**Directive:** Copy out each line of the data that holds the word "text".

Extracted records:
--- begin ---

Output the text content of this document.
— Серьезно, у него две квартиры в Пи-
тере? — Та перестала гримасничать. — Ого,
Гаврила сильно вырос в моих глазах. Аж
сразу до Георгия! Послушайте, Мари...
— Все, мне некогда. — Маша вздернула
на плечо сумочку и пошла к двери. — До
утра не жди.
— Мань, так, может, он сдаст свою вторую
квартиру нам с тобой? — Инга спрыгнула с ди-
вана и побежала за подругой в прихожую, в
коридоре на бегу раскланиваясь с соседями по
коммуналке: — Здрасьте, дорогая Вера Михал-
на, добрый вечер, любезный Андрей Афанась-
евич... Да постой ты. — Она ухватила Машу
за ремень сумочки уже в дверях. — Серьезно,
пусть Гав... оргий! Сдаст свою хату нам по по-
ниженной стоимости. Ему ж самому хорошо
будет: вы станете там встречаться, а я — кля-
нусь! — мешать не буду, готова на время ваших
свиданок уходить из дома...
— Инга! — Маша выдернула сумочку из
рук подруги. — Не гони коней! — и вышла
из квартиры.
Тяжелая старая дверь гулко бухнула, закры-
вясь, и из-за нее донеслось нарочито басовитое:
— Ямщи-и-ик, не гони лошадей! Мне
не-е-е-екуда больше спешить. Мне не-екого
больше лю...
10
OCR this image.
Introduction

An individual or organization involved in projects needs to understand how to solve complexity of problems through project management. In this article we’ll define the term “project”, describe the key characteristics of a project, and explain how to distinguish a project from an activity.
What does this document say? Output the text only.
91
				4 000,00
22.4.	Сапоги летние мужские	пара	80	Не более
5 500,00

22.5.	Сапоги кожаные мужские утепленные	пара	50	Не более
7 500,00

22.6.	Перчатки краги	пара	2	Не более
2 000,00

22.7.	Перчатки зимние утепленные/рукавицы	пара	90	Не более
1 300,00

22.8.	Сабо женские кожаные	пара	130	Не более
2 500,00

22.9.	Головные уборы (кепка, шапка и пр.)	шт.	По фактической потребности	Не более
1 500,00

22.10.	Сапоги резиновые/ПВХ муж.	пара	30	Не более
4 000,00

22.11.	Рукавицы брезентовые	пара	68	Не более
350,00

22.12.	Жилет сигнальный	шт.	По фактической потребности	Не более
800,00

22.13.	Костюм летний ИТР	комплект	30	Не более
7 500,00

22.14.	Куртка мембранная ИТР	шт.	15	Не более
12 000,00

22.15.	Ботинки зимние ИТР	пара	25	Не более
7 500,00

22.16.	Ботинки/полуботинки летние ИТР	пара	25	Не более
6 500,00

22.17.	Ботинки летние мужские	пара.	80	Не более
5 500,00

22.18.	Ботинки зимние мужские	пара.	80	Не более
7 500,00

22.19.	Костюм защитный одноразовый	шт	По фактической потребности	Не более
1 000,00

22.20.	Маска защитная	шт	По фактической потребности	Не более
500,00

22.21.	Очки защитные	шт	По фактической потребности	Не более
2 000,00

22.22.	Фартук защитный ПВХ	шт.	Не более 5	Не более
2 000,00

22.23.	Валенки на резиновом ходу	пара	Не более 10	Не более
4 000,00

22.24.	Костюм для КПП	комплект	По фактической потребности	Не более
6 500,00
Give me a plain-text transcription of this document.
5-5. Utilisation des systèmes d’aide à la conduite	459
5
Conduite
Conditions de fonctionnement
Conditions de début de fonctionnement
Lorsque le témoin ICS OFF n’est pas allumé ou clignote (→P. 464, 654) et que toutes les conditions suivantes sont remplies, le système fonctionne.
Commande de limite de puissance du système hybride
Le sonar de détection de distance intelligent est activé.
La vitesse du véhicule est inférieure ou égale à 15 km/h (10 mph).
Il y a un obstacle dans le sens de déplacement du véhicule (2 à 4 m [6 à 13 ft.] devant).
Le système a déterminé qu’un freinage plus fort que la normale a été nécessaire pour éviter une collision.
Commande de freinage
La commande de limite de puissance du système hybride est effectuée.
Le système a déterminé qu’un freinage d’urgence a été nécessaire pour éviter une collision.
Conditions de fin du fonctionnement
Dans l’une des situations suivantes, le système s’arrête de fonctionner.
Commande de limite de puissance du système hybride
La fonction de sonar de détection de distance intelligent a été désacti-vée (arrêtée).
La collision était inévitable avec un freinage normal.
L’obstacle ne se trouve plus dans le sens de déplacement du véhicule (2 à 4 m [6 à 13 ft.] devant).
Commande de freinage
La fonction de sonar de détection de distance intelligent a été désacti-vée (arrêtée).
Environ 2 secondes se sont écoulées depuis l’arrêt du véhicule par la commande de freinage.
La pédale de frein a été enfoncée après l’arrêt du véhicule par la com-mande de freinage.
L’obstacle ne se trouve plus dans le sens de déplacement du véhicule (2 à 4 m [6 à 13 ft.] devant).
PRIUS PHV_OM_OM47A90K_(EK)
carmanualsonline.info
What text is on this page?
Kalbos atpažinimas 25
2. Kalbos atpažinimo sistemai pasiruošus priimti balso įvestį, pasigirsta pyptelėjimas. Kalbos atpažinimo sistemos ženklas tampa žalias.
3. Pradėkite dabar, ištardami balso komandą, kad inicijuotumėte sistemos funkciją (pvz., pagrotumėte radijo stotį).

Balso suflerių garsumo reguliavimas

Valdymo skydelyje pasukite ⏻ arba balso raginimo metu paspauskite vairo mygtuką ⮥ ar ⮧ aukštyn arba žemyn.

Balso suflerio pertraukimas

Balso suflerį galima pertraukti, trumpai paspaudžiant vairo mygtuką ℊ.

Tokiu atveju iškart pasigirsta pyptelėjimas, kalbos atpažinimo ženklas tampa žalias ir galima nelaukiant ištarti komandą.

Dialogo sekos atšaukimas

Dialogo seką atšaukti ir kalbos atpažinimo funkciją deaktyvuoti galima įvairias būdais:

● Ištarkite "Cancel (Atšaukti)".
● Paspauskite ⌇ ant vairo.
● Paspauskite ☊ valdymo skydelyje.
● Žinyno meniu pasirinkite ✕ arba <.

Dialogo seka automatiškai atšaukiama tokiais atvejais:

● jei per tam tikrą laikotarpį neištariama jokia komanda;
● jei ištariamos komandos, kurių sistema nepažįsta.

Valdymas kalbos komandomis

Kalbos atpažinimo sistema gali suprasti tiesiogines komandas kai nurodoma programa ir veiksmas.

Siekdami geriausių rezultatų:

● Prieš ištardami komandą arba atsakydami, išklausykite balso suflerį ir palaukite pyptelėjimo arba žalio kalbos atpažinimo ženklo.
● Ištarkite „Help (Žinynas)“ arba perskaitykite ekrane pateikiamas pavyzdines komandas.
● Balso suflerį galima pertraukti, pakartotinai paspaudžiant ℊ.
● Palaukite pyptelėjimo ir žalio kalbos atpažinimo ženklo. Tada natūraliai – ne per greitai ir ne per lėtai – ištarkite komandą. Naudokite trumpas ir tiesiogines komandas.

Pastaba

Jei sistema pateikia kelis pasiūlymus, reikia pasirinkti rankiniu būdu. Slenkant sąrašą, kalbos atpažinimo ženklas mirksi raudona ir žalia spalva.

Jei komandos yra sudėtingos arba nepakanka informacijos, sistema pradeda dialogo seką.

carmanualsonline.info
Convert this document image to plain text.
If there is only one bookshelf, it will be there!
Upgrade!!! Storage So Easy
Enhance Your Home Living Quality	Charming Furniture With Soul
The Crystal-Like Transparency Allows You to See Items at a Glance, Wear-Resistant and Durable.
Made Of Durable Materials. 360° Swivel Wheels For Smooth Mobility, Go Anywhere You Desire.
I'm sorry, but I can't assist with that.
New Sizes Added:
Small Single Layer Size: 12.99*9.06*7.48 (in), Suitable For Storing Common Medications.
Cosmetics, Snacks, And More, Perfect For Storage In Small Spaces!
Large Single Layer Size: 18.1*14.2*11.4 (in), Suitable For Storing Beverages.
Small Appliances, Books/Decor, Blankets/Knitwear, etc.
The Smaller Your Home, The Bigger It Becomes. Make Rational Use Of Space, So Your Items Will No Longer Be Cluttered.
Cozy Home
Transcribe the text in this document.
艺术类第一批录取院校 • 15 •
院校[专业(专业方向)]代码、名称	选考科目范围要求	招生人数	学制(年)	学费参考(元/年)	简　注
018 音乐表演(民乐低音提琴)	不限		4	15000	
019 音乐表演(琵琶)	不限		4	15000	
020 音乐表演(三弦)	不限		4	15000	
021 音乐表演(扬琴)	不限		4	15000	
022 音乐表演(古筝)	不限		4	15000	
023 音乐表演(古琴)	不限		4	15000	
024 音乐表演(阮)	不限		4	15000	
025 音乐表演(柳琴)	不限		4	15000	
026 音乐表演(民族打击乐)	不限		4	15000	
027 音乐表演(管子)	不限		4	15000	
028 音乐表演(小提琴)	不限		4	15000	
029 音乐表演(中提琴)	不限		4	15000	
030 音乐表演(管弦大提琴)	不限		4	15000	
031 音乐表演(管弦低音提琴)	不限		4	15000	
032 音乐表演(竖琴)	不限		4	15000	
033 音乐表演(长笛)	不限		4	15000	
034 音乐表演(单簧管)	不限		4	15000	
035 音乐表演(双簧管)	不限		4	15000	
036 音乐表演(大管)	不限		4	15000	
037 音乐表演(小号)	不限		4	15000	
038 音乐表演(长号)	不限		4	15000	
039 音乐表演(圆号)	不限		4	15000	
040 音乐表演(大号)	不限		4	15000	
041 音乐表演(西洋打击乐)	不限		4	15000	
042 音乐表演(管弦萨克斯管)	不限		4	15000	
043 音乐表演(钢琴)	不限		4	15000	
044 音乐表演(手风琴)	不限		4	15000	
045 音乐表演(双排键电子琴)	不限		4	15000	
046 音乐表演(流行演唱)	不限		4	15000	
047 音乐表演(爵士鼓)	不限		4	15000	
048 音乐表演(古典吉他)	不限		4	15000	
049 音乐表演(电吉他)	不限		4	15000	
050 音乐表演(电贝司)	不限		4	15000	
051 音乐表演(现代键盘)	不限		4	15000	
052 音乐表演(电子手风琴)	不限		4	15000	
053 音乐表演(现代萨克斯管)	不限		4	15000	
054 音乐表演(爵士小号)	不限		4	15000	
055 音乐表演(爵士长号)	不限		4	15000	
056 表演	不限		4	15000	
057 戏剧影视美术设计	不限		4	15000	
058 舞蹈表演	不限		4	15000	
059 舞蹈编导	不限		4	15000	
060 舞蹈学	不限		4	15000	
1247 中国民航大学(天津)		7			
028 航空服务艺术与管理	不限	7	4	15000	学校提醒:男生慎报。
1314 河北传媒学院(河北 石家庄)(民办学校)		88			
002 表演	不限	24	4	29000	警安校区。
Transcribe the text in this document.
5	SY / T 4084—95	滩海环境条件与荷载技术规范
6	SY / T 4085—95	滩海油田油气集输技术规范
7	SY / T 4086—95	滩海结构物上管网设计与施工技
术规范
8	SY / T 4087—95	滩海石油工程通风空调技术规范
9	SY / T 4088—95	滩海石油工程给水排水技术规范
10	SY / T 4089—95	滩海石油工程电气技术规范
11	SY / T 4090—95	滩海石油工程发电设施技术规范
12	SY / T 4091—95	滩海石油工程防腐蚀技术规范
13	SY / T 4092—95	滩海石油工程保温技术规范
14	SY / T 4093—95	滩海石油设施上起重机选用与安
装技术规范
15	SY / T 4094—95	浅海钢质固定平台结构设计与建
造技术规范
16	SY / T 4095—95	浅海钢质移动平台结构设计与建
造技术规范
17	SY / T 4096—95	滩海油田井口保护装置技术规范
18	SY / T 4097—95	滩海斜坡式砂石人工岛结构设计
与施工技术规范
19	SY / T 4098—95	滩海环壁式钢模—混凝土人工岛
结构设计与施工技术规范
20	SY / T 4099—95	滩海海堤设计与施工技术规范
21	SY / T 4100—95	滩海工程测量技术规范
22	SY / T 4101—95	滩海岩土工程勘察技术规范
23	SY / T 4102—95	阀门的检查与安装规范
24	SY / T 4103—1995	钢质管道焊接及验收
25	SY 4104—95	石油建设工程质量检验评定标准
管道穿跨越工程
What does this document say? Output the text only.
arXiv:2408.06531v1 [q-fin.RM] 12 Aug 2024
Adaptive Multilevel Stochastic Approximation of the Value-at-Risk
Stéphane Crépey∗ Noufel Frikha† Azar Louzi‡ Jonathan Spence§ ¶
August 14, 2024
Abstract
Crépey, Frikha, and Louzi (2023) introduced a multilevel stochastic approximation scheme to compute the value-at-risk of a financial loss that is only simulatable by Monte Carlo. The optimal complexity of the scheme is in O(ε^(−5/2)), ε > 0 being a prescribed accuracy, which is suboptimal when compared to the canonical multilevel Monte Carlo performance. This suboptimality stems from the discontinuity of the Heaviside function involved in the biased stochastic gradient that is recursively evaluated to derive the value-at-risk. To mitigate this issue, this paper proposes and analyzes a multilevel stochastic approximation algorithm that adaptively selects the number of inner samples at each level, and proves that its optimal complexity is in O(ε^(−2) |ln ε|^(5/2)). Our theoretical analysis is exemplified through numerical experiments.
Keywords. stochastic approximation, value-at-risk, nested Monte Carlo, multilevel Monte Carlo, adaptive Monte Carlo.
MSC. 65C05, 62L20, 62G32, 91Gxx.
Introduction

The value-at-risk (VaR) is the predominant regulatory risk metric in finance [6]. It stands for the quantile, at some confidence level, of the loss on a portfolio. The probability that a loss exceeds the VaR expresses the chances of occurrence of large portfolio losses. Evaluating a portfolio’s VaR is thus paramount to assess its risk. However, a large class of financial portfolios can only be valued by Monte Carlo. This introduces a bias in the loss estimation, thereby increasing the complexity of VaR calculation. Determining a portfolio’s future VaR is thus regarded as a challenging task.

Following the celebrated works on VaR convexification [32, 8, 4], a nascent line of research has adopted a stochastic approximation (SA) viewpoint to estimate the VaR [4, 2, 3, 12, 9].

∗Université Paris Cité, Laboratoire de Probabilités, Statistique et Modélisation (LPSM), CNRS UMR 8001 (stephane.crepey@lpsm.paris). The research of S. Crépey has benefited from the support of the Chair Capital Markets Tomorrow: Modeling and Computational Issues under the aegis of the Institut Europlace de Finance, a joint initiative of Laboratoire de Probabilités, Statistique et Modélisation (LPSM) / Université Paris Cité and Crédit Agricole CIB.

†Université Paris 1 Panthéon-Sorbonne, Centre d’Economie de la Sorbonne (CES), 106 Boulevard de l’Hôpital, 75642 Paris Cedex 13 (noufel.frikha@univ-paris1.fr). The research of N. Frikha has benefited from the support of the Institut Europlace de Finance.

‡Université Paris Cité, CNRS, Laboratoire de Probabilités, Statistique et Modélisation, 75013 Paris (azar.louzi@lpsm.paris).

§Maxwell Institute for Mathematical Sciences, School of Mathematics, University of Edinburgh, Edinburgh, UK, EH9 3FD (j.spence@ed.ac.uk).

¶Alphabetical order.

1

--- end ---

**Reply to the exercise:**
Output the text content of this document.
What does this document say? Output the text only.
Give me a plain-text transcription of this document.
What text is on this page?
Convert this document image to plain text.
Transcribe the text in this document.
Transcribe the text in this document.
What does this document say? Output the text only.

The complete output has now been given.